Requirements → Copy every entry precisely.

(Collected data)
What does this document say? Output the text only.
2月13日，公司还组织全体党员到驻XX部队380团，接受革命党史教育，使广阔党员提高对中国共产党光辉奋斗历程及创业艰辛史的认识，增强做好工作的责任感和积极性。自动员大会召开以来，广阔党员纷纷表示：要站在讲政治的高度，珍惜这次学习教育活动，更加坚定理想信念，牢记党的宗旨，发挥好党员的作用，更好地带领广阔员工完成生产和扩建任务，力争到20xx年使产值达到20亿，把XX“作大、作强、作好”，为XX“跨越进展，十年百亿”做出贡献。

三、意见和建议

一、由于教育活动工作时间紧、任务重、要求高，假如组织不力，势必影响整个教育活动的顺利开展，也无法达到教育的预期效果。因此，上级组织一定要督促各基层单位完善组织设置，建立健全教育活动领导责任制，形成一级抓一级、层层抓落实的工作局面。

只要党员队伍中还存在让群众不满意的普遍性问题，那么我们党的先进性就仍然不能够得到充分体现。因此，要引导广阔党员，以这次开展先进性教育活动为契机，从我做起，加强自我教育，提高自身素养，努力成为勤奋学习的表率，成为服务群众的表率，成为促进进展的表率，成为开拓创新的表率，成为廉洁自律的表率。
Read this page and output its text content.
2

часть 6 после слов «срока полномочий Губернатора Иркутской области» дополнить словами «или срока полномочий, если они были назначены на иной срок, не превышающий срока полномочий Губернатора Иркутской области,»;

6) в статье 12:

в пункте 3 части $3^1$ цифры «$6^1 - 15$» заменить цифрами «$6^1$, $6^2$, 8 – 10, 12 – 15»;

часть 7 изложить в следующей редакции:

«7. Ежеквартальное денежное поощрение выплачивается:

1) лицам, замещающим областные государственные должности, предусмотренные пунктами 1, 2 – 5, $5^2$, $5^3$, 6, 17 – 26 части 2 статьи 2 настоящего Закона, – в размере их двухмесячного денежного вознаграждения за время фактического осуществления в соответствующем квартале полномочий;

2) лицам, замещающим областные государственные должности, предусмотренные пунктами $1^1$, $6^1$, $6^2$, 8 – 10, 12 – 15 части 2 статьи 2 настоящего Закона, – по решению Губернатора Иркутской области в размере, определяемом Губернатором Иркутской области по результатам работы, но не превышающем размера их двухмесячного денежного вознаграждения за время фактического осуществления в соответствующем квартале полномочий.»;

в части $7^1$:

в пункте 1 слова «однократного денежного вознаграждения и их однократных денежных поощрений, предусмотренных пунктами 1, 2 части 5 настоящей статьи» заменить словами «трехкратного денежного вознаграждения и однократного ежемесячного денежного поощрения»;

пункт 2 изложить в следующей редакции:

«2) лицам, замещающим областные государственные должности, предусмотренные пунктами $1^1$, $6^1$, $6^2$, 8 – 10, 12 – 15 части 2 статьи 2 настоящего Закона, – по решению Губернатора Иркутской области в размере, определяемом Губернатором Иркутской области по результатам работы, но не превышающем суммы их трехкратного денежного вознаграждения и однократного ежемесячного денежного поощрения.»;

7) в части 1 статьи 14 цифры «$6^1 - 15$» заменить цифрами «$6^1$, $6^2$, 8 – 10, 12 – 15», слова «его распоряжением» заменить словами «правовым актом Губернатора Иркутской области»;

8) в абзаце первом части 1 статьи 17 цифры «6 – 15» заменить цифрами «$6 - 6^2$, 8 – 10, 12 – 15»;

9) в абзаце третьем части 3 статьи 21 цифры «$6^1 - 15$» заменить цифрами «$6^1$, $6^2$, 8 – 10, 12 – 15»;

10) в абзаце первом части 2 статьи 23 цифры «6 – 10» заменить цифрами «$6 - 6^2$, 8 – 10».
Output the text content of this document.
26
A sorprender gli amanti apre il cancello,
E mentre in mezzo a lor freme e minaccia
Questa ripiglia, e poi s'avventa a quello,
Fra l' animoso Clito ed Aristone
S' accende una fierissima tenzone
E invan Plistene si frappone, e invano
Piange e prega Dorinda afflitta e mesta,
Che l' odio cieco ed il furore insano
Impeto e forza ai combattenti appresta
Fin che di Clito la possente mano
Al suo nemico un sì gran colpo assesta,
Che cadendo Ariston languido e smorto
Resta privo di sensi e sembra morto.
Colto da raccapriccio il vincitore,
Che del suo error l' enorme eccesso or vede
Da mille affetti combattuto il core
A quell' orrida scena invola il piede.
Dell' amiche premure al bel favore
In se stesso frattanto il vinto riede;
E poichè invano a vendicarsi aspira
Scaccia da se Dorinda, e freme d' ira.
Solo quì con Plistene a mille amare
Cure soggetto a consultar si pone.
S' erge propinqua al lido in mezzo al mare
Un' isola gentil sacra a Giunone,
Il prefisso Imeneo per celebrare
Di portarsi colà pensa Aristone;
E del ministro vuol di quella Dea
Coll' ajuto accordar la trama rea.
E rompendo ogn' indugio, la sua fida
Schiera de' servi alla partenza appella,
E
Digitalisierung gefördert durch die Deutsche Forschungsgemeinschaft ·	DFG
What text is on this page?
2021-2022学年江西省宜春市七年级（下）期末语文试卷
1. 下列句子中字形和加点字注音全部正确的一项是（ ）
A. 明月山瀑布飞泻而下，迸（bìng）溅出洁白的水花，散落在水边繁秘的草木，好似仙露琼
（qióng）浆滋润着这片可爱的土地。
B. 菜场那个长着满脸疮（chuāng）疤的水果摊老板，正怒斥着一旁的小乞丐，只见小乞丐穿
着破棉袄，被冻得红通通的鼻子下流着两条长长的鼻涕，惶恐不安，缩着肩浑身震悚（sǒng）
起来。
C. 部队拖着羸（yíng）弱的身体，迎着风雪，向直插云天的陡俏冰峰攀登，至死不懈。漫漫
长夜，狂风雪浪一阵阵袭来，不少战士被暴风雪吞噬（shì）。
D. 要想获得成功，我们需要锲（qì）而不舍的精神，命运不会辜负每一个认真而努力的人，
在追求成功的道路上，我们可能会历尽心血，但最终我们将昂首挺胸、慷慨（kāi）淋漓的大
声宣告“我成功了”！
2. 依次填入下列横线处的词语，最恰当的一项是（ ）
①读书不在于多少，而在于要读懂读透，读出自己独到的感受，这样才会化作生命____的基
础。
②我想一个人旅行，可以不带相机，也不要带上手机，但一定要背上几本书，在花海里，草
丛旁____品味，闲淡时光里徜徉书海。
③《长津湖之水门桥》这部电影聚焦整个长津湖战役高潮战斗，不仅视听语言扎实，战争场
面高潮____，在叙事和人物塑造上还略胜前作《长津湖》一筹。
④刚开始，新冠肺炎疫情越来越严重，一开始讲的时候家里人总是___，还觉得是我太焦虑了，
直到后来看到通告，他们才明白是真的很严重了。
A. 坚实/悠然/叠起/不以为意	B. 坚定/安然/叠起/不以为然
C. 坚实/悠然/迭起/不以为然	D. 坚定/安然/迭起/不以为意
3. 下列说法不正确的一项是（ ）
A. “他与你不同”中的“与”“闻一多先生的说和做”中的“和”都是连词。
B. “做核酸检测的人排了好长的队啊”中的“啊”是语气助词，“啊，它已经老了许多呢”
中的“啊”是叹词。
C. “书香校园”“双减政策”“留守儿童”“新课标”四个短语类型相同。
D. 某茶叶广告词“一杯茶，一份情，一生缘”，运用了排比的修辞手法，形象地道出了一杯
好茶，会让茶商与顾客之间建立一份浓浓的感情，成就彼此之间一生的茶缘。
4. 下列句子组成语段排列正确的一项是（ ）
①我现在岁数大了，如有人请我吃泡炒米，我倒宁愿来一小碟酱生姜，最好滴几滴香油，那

Complete output →
What does this document say? Output the text only.
2月13日，公司还组织全体党员到驻XX部队380团，接受革命党史教育，使广阔党员提高对中国共产党光辉奋斗历程及创业艰辛史的认识，增强做好工作的责任感和积极性。自动员大会召开以来，广阔党员纷纷表示：要站在讲政治的高度，珍惜这次学习教育活动，更加坚定理想信念，牢记党的宗旨，发挥好党员的作用，更好地带领广阔员工完成生产和扩建任务，力争到20xx年使产值达到20亿，把XX“作大、作强、作好”，为XX“跨越进展，十年百亿”做出贡献。

三、意见和建议

一、由于教育活动工作时间紧、任务重、要求高，假如组织不力，势必影响整个教育活动的顺利开展，也无法达到教育的预期效果。因此，上级组织一定要督促各基层单位完善组织设置，建立健全教育活动领导责任制，形成一级抓一级、层层抓落实的工作局面。

只要党员队伍中还存在让群众不满意的普遍性问题，那么我们党的先进性就仍然不能够得到充分体现。因此，要引导广阔党员，以这次开展先进性教育活动为契机，从我做起，加强自我教育，提高自身素养，努力成为勤奋学习的表率，成为服务群众的表率，成为促进进展的表率，成为开拓创新的表率，成为廉洁自律的表率。
Read this page and output its text content.
2

часть 6 после слов «срока полномочий Губернатора Иркутской области» дополнить словами «или срока полномочий, если они были назначены на иной срок, не превышающий срока полномочий Губернатора Иркутской области,»;

6) в статье 12:

в пункте 3 части $3^1$ цифры «$6^1 - 15$» заменить цифрами «$6^1$, $6^2$, 8 – 10, 12 – 15»;

часть 7 изложить в следующей редакции:

«7. Ежеквартальное денежное поощрение выплачивается:

1) лицам, замещающим областные государственные должности, предусмотренные пунктами 1, 2 – 5, $5^2$, $5^3$, 6, 17 – 26 части 2 статьи 2 настоящего Закона, – в размере их двухмесячного денежного вознаграждения за время фактического осуществления в соответствующем квартале полномочий;

2) лицам, замещающим областные государственные должности, предусмотренные пунктами $1^1$, $6^1$, $6^2$, 8 – 10, 12 – 15 части 2 статьи 2 настоящего Закона, – по решению Губернатора Иркутской области в размере, определяемом Губернатором Иркутской области по результатам работы, но не превышающем размера их двухмесячного денежного вознаграждения за время фактического осуществления в соответствующем квартале полномочий.»;

в части $7^1$:

в пункте 1 слова «однократного денежного вознаграждения и их однократных денежных поощрений, предусмотренных пунктами 1, 2 части 5 настоящей статьи» заменить словами «трехкратного денежного вознаграждения и однократного ежемесячного денежного поощрения»;

пункт 2 изложить в следующей редакции:

«2) лицам, замещающим областные государственные должности, предусмотренные пунктами $1^1$, $6^1$, $6^2$, 8 – 10, 12 – 15 части 2 статьи 2 настоящего Закона, – по решению Губернатора Иркутской области в размере, определяемом Губернатором Иркутской области по результатам работы, но не превышающем суммы их трехкратного денежного вознаграждения и однократного ежемесячного денежного поощрения.»;

7) в части 1 статьи 14 цифры «$6^1 - 15$» заменить цифрами «$6^1$, $6^2$, 8 – 10, 12 – 15», слова «его распоряжением» заменить словами «правовым актом Губернатора Иркутской области»;

8) в абзаце первом части 1 статьи 17 цифры «6 – 15» заменить цифрами «$6 - 6^2$, 8 – 10, 12 – 15»;

9) в абзаце третьем части 3 статьи 21 цифры «$6^1 - 15$» заменить цифрами «$6^1$, $6^2$, 8 – 10, 12 – 15»;

10) в абзаце первом части 2 статьи 23 цифры «6 – 10» заменить цифрами «$6 - 6^2$, 8 – 10».
Output the text content of this document.
26
A sorprender gli amanti apre il cancello,
E mentre in mezzo a lor freme e minaccia
Questa ripiglia, e poi s'avventa a quello,
Fra l' animoso Clito ed Aristone
S' accende una fierissima tenzone
E invan Plistene si frappone, e invano
Piange e prega Dorinda afflitta e mesta,
Che l' odio cieco ed il furore insano
Impeto e forza ai combattenti appresta
Fin che di Clito la possente mano
Al suo nemico un sì gran colpo assesta,
Che cadendo Ariston languido e smorto
Resta privo di sensi e sembra morto.
Colto da raccapriccio il vincitore,
Che del suo error l' enorme eccesso or vede
Da mille affetti combattuto il core
A quell' orrida scena invola il piede.
Dell' amiche premure al bel favore
In se stesso frattanto il vinto riede;
E poichè invano a vendicarsi aspira
Scaccia da se Dorinda, e freme d' ira.
Solo quì con Plistene a mille amare
Cure soggetto a consultar si pone.
S' erge propinqua al lido in mezzo al mare
Un' isola gentil sacra a Giunone,
Il prefisso Imeneo per celebrare
Di portarsi colà pensa Aristone;
E del ministro vuol di quella Dea
Coll' ajuto accordar la trama rea.
E rompendo ogn' indugio, la sua fida
Schiera de' servi alla partenza appella,
E
Digitalisierung gefördert durch die Deutsche Forschungsgemeinschaft ·	DFG
What text is on this page?
2021-2022学年江西省宜春市七年级（下）期末语文试卷
1. 下列句子中字形和加点字注音全部正确的一项是（ ）
A. 明月山瀑布飞泻而下，迸（bìng）溅出洁白的水花，散落在水边繁秘的草木，好似仙露琼
（qióng）浆滋润着这片可爱的土地。
B. 菜场那个长着满脸疮（chuāng）疤的水果摊老板，正怒斥着一旁的小乞丐，只见小乞丐穿
着破棉袄，被冻得红通通的鼻子下流着两条长长的鼻涕，惶恐不安，缩着肩浑身震悚（sǒng）
起来。
C. 部队拖着羸（yíng）弱的身体，迎着风雪，向直插云天的陡俏冰峰攀登，至死不懈。漫漫
长夜，狂风雪浪一阵阵袭来，不少战士被暴风雪吞噬（shì）。
D. 要想获得成功，我们需要锲（qì）而不舍的精神，命运不会辜负每一个认真而努力的人，
在追求成功的道路上，我们可能会历尽心血，但最终我们将昂首挺胸、慷慨（kāi）淋漓的大
声宣告“我成功了”！
2. 依次填入下列横线处的词语，最恰当的一项是（ ）
①读书不在于多少，而在于要读懂读透，读出自己独到的感受，这样才会化作生命____的基
础。
②我想一个人旅行，可以不带相机，也不要带上手机，但一定要背上几本书，在花海里，草
丛旁____品味，闲淡时光里徜徉书海。
③《长津湖之水门桥》这部电影聚焦整个长津湖战役高潮战斗，不仅视听语言扎实，战争场
面高潮____，在叙事和人物塑造上还略胜前作《长津湖》一筹。
④刚开始，新冠肺炎疫情越来越严重，一开始讲的时候家里人总是___，还觉得是我太焦虑了，
直到后来看到通告，他们才明白是真的很严重了。
A. 坚实/悠然/叠起/不以为意	B. 坚定/安然/叠起/不以为然
C. 坚实/悠然/迭起/不以为然	D. 坚定/安然/迭起/不以为意
3. 下列说法不正确的一项是（ ）
A. “他与你不同”中的“与”“闻一多先生的说和做”中的“和”都是连词。
B. “做核酸检测的人排了好长的队啊”中的“啊”是语气助词，“啊，它已经老了许多呢”
中的“啊”是叹词。
C. “书香校园”“双减政策”“留守儿童”“新课标”四个短语类型相同。
D. 某茶叶广告词“一杯茶，一份情，一生缘”，运用了排比的修辞手法，形象地道出了一杯
好茶，会让茶商与顾客之间建立一份浓浓的感情，成就彼此之间一生的茶缘。
4. 下列句子组成语段排列正确的一项是（ ）
①我现在岁数大了，如有人请我吃泡炒米，我倒宁愿来一小碟酱生姜，最好滴几滴香油，那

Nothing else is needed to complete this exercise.